# [WORK TO COMPLETE]
Please answer from the article on mixed martial arts groups: where did Elite XC say Frank Shamrock would fight Renzo Gracie on Feb. 10?

# [TEXT PASSAGE]

Mixed martial arts groups to fight for fighters
Emerging as a potential challenger to Ultimate Fighting Championship, Elite Xtreme Combat, a new mixed martial arts organization -- Showtime television contract in hand -- was introduced Thursday.
Elite XC arrived on the scene the same week UFC announced its purchase of a second-tier mixed martial arts circuit known as World Fighting Alliance.
And in announcing the main event of its first card, Elite XC said that Frank Shamrock, who was UFC’s first middleweight champion, would fight veteran Renzo Gracie on Feb. 10 in Southaven, Miss.
“I won’t interfere with a contract, but we’ve been contacted by other fighters and I do want to work with other fighters,” said Elite XC President Gary Shaw, a veteran boxing promoter. “If they’re coming out of contracts, we’ll talk.”
Shaw had one of those conversations Thursday when unbeaten UFC heavyweight Brandon Vera (8-0) attended the Elite XC news conference at Hollywood’s Roosevelt Hotel, and said he had only one fight remaining on his UFC contract.
“Whoever wants to take care of me the best,” Vera, 29, said when asked what organization he would continue fighting with.
Said Vera’s manager, Mark Dion, “If UFC wants to keep all of its fighters in house, they can, but it’s people like [Elite XC], who have money and a platform like Showtime, who will compete for fighters now. This is the first time UFC is not the monopoly.”
Shaw announced that Elite XC and Showtime had struck a three-year deal to televise at least six cards in 2007, eight in 2008, and 10 in 2009, with two pay-per-view cards scheduled for next year. Elite XC fighters will battle in a chain-linked, circular ring known as “the cage,” Shaw said, a twist on UFC’s octagon.
“There are plenty of kids out there who haven’t had a sufficient opportunity to fight who they want to in UFC,” Shaw said. “I don’t care how big [UFC is], they can only handle so many fighters. You can’t keep 50 stars happy. I think it’ll be hard for them to retain every athlete.”
Elite XC Chief Executive Doug DeLuca said he envisioned an MMA future that would allow fighters in his organization to have bouts against UFC opponents, but UFC President Dana White dismissed the new organization.

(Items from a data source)
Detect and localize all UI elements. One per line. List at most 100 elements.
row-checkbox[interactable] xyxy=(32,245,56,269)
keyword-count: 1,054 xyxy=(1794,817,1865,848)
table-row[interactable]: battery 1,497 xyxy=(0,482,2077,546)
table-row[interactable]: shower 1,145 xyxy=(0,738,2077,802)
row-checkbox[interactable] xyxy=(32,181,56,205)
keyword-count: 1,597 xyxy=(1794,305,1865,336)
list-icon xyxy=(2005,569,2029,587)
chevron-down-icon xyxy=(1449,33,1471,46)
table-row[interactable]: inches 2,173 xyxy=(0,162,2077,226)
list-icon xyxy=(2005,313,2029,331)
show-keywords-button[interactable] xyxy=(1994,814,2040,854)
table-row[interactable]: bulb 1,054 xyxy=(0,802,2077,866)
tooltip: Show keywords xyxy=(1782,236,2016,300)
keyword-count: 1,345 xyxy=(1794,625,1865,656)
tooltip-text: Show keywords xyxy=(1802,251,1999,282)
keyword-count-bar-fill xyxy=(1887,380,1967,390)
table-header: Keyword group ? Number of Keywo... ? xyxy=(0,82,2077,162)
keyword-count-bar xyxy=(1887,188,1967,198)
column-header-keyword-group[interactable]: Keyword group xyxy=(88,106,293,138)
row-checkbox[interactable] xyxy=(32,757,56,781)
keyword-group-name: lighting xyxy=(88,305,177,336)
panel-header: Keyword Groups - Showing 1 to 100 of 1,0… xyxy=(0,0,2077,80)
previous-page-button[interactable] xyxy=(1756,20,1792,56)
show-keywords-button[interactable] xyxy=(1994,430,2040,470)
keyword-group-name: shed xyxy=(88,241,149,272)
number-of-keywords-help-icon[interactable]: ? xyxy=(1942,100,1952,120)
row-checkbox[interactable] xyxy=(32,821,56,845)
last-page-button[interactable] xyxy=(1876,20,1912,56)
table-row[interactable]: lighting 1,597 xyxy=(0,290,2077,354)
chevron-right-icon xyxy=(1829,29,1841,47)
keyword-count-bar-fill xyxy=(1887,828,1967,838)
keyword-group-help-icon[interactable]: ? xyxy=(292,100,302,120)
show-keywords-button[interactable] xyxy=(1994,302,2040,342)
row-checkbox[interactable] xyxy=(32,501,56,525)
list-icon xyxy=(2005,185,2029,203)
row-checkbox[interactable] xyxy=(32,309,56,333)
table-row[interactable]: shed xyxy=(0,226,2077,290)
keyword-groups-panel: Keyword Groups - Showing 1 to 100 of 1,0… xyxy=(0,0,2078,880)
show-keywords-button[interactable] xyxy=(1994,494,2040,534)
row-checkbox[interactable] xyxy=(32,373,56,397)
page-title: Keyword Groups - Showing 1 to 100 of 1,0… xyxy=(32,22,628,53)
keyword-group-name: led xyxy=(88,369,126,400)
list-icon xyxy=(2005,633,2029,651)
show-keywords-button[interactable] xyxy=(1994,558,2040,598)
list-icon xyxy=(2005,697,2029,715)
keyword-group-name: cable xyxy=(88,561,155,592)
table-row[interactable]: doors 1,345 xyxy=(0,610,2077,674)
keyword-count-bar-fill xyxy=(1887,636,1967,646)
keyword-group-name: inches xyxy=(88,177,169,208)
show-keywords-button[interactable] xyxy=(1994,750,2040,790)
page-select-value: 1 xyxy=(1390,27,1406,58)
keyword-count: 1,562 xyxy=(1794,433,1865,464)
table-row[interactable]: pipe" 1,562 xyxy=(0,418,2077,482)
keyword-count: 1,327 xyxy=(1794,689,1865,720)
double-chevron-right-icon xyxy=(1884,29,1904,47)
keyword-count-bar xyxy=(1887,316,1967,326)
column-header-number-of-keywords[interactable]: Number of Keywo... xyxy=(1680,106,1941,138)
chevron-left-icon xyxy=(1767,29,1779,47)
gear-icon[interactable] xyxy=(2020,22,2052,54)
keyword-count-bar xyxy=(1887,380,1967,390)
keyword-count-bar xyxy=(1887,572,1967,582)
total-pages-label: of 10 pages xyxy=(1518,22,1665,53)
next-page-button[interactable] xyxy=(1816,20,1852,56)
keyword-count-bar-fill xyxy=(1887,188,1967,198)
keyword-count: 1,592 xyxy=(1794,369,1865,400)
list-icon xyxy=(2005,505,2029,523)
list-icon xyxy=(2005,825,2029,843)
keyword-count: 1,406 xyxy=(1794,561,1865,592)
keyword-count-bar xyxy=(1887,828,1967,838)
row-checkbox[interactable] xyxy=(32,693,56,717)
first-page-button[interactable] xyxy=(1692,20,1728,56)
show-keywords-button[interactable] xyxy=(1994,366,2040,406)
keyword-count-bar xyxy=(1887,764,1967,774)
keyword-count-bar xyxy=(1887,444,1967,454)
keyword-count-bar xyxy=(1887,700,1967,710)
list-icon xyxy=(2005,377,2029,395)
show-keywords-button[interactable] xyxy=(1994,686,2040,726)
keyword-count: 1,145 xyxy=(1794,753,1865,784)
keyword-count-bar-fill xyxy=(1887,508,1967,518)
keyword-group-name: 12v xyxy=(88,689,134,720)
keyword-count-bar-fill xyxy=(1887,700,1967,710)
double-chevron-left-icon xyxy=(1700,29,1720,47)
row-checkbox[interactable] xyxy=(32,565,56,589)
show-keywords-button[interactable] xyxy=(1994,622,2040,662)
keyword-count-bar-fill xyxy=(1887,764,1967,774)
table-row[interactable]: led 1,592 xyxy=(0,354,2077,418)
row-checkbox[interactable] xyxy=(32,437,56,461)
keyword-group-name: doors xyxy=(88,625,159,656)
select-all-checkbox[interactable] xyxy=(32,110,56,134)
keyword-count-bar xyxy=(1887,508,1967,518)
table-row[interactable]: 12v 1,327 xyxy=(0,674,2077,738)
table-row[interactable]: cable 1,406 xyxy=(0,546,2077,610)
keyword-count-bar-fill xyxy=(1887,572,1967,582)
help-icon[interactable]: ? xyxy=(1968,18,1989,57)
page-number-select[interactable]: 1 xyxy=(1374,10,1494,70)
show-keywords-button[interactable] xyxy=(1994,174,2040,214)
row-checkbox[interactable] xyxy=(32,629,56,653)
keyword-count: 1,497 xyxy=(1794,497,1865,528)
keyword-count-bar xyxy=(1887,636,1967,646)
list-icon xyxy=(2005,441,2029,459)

# [ANSWER TO THIS EXERCISE]
Southaven, Miss.